Do any lines in the data below contain "Current"? If so, copy every one of them.
--- BEGIN ---
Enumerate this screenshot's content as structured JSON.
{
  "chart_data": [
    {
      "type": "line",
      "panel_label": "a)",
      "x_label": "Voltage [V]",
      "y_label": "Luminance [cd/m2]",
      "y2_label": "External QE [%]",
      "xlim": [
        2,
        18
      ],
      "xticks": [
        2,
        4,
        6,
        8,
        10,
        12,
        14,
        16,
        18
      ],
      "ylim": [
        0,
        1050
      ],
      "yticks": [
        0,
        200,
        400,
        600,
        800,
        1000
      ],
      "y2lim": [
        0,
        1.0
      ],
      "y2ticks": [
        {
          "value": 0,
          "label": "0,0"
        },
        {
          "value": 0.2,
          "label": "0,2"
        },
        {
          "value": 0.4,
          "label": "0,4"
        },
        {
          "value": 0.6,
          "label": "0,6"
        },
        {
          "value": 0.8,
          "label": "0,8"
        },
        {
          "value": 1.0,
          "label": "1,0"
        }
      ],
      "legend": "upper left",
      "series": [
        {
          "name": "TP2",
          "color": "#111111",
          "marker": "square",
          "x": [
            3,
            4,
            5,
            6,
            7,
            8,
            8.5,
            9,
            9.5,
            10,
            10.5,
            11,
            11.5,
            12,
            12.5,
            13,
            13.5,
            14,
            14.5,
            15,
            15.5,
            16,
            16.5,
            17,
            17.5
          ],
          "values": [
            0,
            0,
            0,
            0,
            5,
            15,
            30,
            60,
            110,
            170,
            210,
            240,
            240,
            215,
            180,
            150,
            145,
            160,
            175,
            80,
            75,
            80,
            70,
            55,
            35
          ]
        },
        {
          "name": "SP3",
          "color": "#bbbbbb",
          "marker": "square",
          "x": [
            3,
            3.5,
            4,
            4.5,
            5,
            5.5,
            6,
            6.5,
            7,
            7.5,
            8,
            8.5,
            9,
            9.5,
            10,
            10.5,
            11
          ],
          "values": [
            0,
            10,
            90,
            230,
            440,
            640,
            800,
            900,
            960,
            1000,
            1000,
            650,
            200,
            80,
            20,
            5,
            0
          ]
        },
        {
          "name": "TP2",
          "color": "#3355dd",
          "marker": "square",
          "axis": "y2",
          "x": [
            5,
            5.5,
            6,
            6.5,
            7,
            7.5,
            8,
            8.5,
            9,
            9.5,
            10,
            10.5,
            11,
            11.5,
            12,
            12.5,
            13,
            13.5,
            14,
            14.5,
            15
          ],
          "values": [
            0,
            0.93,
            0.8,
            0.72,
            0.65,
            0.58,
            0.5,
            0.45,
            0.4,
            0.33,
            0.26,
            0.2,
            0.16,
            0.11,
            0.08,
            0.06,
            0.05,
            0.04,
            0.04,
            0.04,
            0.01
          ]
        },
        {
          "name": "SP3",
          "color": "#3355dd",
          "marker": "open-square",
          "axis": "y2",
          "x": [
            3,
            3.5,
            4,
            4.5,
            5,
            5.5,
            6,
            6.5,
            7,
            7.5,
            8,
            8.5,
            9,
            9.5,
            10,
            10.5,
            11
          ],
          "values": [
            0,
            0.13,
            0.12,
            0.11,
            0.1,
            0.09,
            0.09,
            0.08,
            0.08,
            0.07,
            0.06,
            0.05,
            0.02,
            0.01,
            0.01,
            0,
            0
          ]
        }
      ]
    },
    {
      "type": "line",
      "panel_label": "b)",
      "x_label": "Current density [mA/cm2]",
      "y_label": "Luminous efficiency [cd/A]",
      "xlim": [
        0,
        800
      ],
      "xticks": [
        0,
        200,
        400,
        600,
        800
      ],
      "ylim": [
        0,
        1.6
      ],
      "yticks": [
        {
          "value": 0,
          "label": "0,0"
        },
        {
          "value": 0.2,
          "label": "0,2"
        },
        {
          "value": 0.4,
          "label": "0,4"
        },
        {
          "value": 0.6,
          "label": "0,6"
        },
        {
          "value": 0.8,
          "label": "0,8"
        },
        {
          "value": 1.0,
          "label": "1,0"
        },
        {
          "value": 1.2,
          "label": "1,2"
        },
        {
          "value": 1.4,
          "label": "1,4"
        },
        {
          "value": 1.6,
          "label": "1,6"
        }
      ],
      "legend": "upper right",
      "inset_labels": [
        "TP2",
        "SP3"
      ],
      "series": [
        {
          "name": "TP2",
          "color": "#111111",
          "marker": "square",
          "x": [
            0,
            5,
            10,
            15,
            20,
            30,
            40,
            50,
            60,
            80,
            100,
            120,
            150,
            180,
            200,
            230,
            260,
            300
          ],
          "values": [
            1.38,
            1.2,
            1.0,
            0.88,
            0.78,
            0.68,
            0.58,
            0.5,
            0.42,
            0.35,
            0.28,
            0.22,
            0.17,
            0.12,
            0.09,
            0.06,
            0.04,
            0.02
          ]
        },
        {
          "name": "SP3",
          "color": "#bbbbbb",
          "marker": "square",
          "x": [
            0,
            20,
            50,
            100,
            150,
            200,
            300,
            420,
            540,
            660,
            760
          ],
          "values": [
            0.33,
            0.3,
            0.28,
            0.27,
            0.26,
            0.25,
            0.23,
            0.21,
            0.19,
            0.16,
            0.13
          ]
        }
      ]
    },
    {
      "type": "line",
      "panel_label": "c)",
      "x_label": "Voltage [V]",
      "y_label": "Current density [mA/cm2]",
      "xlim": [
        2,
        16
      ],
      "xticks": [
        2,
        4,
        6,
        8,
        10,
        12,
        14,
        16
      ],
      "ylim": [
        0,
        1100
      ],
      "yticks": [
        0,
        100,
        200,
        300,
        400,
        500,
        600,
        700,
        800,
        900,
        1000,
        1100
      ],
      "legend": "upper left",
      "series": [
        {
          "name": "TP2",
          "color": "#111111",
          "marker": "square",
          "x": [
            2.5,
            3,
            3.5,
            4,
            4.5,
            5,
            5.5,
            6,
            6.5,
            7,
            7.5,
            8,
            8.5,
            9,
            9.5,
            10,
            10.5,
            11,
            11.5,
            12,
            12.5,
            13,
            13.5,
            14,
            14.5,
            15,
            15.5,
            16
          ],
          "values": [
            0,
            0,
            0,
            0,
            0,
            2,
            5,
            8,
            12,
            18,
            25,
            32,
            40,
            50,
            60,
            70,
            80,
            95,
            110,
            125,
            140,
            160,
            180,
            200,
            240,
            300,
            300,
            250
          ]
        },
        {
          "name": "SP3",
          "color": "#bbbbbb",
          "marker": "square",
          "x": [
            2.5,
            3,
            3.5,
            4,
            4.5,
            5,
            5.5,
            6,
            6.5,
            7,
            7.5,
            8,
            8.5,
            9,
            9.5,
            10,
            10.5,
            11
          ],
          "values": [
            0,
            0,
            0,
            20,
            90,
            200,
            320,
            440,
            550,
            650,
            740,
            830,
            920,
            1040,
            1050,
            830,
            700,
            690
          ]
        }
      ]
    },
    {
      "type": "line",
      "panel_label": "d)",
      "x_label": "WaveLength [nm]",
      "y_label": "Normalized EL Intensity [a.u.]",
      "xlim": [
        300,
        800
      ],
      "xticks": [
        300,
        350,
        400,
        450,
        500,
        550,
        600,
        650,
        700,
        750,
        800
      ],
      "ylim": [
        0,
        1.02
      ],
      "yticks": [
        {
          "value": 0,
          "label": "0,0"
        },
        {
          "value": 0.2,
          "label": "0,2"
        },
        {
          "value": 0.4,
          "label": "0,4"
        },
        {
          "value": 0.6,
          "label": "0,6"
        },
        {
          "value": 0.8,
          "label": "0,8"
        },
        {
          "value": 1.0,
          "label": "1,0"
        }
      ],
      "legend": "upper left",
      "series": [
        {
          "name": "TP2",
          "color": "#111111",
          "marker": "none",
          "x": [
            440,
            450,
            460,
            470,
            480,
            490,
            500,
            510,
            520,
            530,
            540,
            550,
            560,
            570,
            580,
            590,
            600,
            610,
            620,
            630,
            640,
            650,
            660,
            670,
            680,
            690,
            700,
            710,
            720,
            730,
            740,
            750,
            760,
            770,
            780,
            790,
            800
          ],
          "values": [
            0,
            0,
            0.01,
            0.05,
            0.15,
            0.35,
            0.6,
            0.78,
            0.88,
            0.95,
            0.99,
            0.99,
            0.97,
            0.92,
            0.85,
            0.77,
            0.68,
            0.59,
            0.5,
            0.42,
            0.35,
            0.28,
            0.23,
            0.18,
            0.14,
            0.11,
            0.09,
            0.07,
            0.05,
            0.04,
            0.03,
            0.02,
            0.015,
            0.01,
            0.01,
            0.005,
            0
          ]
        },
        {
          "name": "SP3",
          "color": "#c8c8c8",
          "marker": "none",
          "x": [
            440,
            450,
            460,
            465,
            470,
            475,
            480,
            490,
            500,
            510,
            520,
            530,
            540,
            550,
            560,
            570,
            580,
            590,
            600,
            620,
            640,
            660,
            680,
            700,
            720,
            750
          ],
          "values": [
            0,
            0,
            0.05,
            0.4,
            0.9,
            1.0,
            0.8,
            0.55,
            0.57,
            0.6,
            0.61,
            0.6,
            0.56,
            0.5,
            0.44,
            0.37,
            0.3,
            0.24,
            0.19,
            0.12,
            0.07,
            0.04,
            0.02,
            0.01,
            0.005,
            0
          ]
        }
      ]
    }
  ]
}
--- END ---
### Response to this task
      "x_label": "Current density [mA/cm2]",
      "y_label": "Current density [mA/cm2]",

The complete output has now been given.